● **What to work on**
Count every line in the entries that contains "page". Report that count alone.

-- BEGIN Data supplied --

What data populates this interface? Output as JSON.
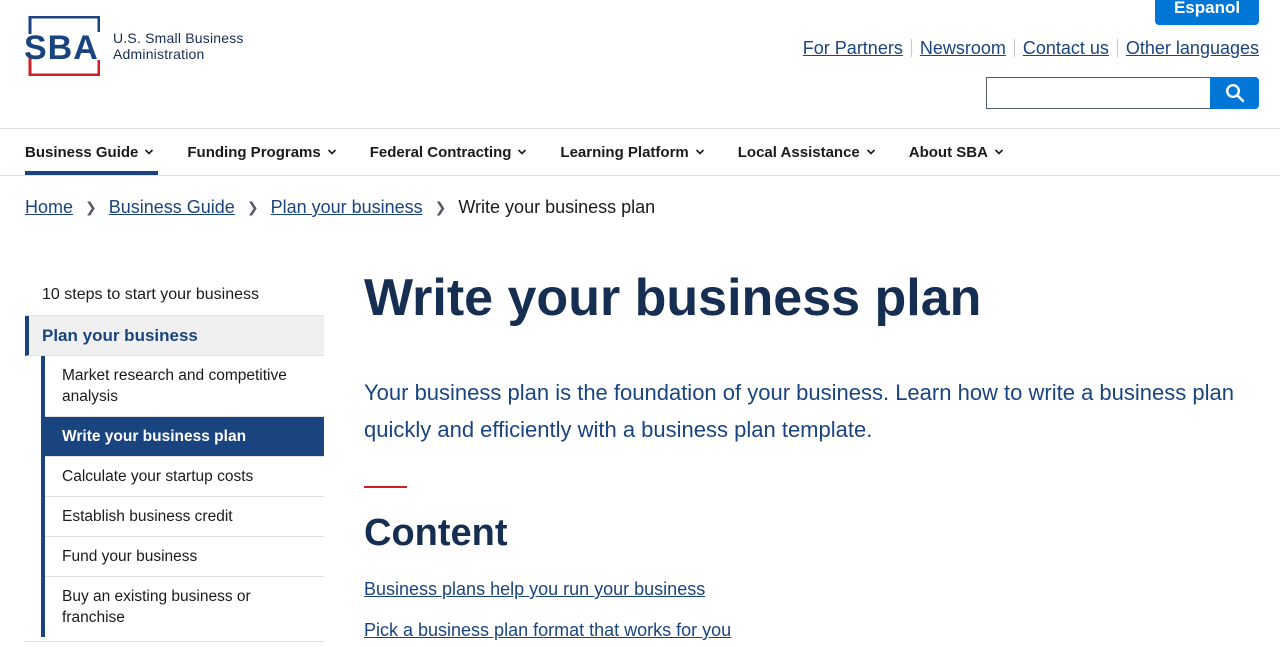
{
  "header": {
    "logo_line1": "U.S. Small Business",
    "logo_line2": "Administration",
    "espanol_label": "Espanol",
    "util_links": [
      "For Partners",
      "Newsroom",
      "Contact us",
      "Other languages"
    ],
    "search_placeholder": ""
  },
  "nav": {
    "items": [
      {
        "label": "Business Guide",
        "active": true
      },
      {
        "label": "Funding Programs"
      },
      {
        "label": "Federal Contracting"
      },
      {
        "label": "Learning Platform"
      },
      {
        "label": "Local Assistance"
      },
      {
        "label": "About SBA"
      }
    ]
  },
  "breadcrumb": {
    "items": [
      "Home",
      "Business Guide",
      "Plan your business"
    ],
    "current": "Write your business plan"
  },
  "sidenav": {
    "top": "10 steps to start your business",
    "parent": "Plan your business",
    "children": [
      "Market research and competitive analysis",
      "Write your business plan",
      "Calculate your startup costs",
      "Establish business credit",
      "Fund your business",
      "Buy an existing business or franchise"
    ],
    "selected_index": 1
  },
  "main": {
    "title": "Write your business plan",
    "intro": "Your business plan is the foundation of your business. Learn how to write a business plan quickly and efficiently with a business plan template.",
    "content_heading": "Content",
    "toc": [
      "Business plans help you run your business",
      "Pick a business plan format that works for you"
    ]
  },
  "colors": {
    "primary": "#1a4480",
    "dark_blue": "#162e51",
    "button_blue": "#0076d6",
    "accent_red": "#cd2026"
  }
}
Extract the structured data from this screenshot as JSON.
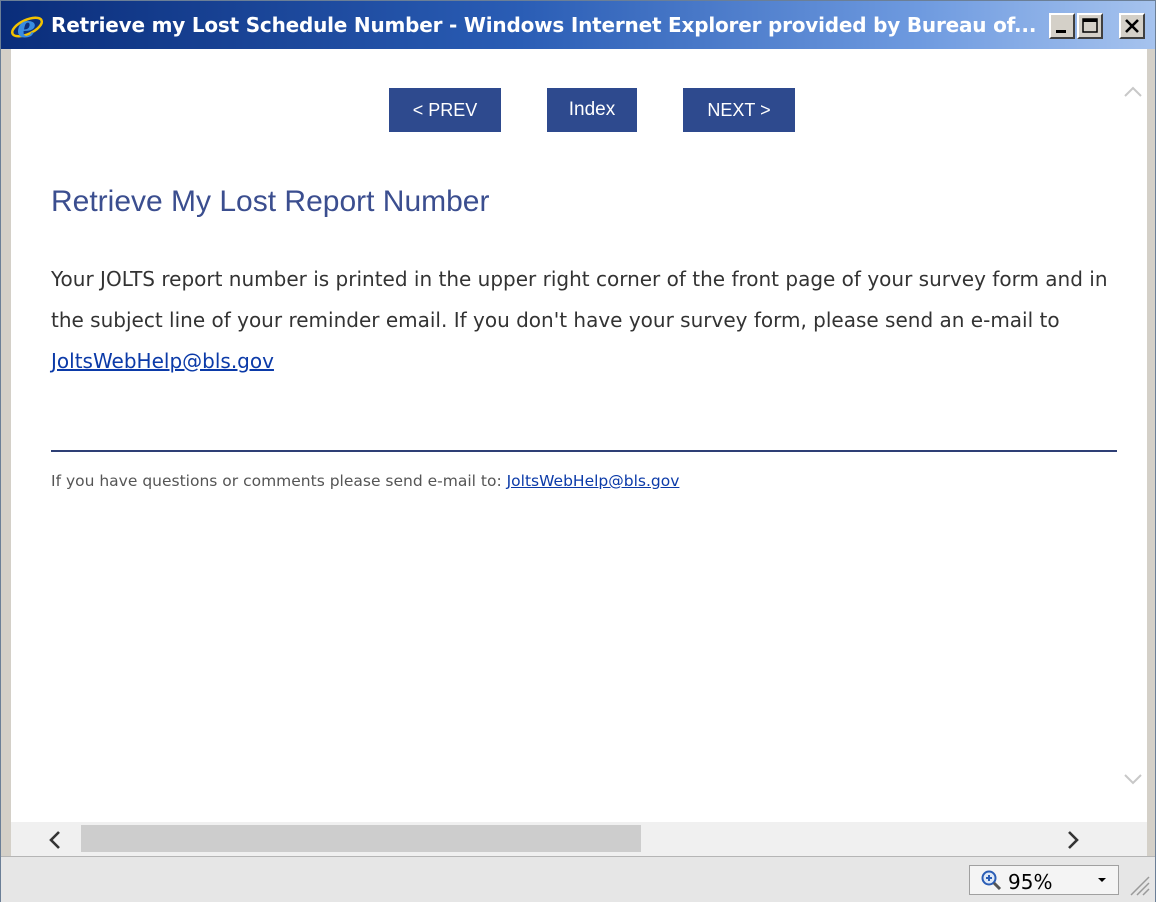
{
  "window": {
    "title": "Retrieve my Lost Schedule Number - Windows Internet Explorer provided by Bureau of..."
  },
  "nav": {
    "prev_label": "< PREV",
    "index_label": "Index",
    "next_label": "NEXT >"
  },
  "page": {
    "heading": "Retrieve My Lost Report Number",
    "body_text": "Your JOLTS report number is printed in the upper right corner of the front page of your survey form and in the subject line of your reminder email. If you don't have your survey form, please send an e-mail to ",
    "body_link": "JoltsWebHelp@bls.gov",
    "footer_text": "If you have questions or comments please send e-mail to: ",
    "footer_link": "JoltsWebHelp@bls.gov"
  },
  "statusbar": {
    "zoom": "95%"
  },
  "colors": {
    "button_bg": "#2e4a8e",
    "heading": "#3b4e8f",
    "link": "#0b3aa8"
  }
}
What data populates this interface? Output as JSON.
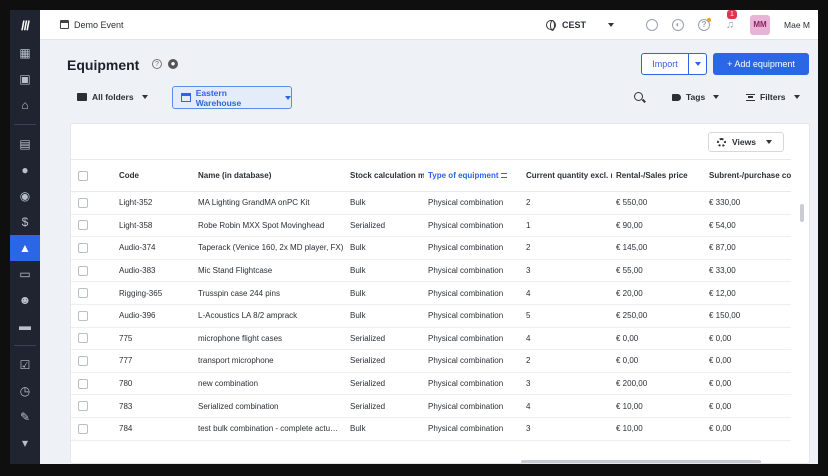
{
  "topbar": {
    "event": "Demo Event",
    "timezone": "CEST",
    "notifications_count": "1",
    "avatar_initials": "MM",
    "username": "Mae M"
  },
  "header": {
    "title": "Equipment",
    "import_label": "Import",
    "add_label": "+ Add equipment"
  },
  "filters": {
    "folders": "All folders",
    "warehouse": "Eastern Warehouse",
    "tags": "Tags",
    "filters": "Filters"
  },
  "views_label": "Views",
  "columns": [
    "Code",
    "Name (in database)",
    "Stock calculation met",
    "Type of equipment",
    "Current quantity excl. res",
    "Rental-/Sales price",
    "Subrent-/purchase cost"
  ],
  "rows": [
    [
      "Light-352",
      "MA Lighting GrandMA onPC Kit",
      "Bulk",
      "Physical combination",
      "2",
      "€ 550,00",
      "€ 330,00"
    ],
    [
      "Light-358",
      "Robe Robin MXX Spot Movinghead",
      "Serialized",
      "Physical combination",
      "1",
      "€ 90,00",
      "€ 54,00"
    ],
    [
      "Audio-374",
      "Taperack (Venice 160, 2x MD player, FX)",
      "Bulk",
      "Physical combination",
      "2",
      "€ 145,00",
      "€ 87,00"
    ],
    [
      "Audio-383",
      "Mic Stand Flightcase",
      "Bulk",
      "Physical combination",
      "3",
      "€ 55,00",
      "€ 33,00"
    ],
    [
      "Rigging-365",
      "Trusspin case 244 pins",
      "Bulk",
      "Physical combination",
      "4",
      "€ 20,00",
      "€ 12,00"
    ],
    [
      "Audio-396",
      "L-Acoustics LA 8/2 amprack",
      "Bulk",
      "Physical combination",
      "5",
      "€ 250,00",
      "€ 150,00"
    ],
    [
      "775",
      "microphone flight cases",
      "Serialized",
      "Physical combination",
      "4",
      "€ 0,00",
      "€ 0,00"
    ],
    [
      "777",
      "transport microphone",
      "Serialized",
      "Physical combination",
      "2",
      "€ 0,00",
      "€ 0,00"
    ],
    [
      "780",
      "new combination",
      "Serialized",
      "Physical combination",
      "3",
      "€ 200,00",
      "€ 0,00"
    ],
    [
      "783",
      "Serialized combination",
      "Serialized",
      "Physical combination",
      "4",
      "€ 10,00",
      "€ 0,00"
    ],
    [
      "784",
      "test bulk combination - complete actu…",
      "Bulk",
      "Physical combination",
      "3",
      "€ 10,00",
      "€ 0,00"
    ]
  ],
  "colors": {
    "accent": "#2a66e6",
    "sidebar": "#1f2430"
  }
}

-- END Data supplied --

● **The result**
2